+++ Data supplied +++

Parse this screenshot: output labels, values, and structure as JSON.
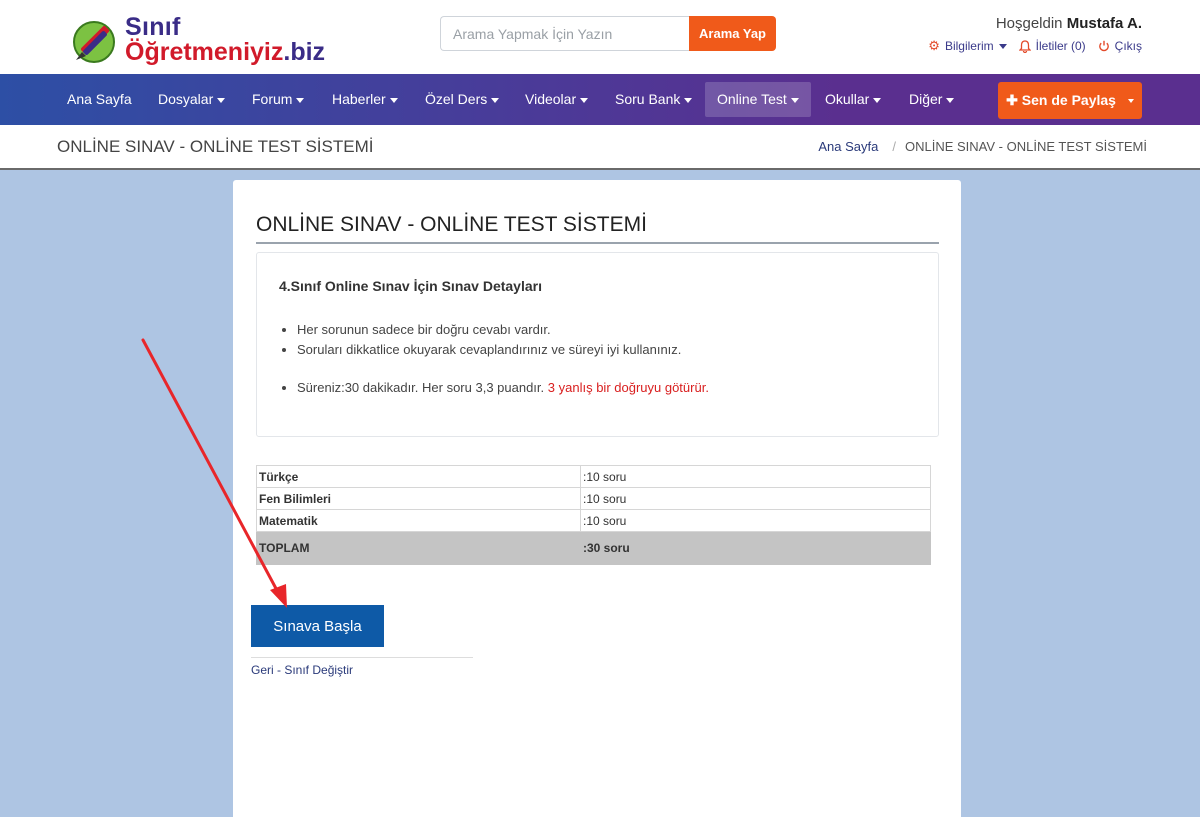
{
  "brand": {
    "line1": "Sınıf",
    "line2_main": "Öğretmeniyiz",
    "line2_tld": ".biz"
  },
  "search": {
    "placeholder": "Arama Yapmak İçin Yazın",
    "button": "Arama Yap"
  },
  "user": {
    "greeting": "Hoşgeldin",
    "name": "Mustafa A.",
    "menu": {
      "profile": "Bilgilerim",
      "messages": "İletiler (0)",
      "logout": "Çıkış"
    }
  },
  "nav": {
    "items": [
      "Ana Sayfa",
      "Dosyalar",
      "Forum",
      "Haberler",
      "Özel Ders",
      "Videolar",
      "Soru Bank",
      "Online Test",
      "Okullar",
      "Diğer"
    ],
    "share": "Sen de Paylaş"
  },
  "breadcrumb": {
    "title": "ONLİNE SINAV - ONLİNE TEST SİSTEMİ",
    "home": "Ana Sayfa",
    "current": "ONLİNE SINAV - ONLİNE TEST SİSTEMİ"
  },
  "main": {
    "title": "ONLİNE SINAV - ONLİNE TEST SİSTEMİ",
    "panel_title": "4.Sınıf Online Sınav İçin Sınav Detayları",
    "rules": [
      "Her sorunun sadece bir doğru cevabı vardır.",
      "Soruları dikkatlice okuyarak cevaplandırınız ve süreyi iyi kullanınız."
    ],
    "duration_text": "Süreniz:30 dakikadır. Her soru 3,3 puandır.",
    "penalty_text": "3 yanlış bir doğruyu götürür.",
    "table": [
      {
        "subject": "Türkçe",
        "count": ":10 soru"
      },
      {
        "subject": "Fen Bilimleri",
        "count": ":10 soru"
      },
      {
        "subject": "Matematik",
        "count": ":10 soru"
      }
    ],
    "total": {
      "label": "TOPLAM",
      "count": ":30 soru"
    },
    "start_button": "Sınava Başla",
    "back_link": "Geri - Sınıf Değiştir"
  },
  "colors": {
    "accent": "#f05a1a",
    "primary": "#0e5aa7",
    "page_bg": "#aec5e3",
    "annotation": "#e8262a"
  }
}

+++

What needs to be done: Set down the lines of the records above exactly, apart from the pictures.

Full output:
Parse this screenshot: output labels, values, and structure as JSON.
{
  "brand": {
    "line1": "Sınıf",
    "line2_main": "Öğretmeniyiz",
    "line2_tld": ".biz"
  },
  "search": {
    "placeholder": "Arama Yapmak İçin Yazın",
    "button": "Arama Yap"
  },
  "user": {
    "greeting": "Hoşgeldin",
    "name": "Mustafa A.",
    "menu": {
      "profile": "Bilgilerim",
      "messages": "İletiler (0)",
      "logout": "Çıkış"
    }
  },
  "nav": {
    "items": [
      "Ana Sayfa",
      "Dosyalar",
      "Forum",
      "Haberler",
      "Özel Ders",
      "Videolar",
      "Soru Bank",
      "Online Test",
      "Okullar",
      "Diğer"
    ],
    "share": "Sen de Paylaş"
  },
  "breadcrumb": {
    "title": "ONLİNE SINAV - ONLİNE TEST SİSTEMİ",
    "home": "Ana Sayfa",
    "current": "ONLİNE SINAV - ONLİNE TEST SİSTEMİ"
  },
  "main": {
    "title": "ONLİNE SINAV - ONLİNE TEST SİSTEMİ",
    "panel_title": "4.Sınıf Online Sınav İçin Sınav Detayları",
    "rules": [
      "Her sorunun sadece bir doğru cevabı vardır.",
      "Soruları dikkatlice okuyarak cevaplandırınız ve süreyi iyi kullanınız."
    ],
    "duration_text": "Süreniz:30 dakikadır. Her soru 3,3 puandır.",
    "penalty_text": "3 yanlış bir doğruyu götürür.",
    "table": [
      {
        "subject": "Türkçe",
        "count": ":10 soru"
      },
      {
        "subject": "Fen Bilimleri",
        "count": ":10 soru"
      },
      {
        "subject": "Matematik",
        "count": ":10 soru"
      }
    ],
    "total": {
      "label": "TOPLAM",
      "count": ":30 soru"
    },
    "start_button": "Sınava Başla",
    "back_link": "Geri - Sınıf Değiştir"
  },
  "colors": {
    "accent": "#f05a1a",
    "primary": "#0e5aa7",
    "page_bg": "#aec5e3",
    "annotation": "#e8262a"
  }
}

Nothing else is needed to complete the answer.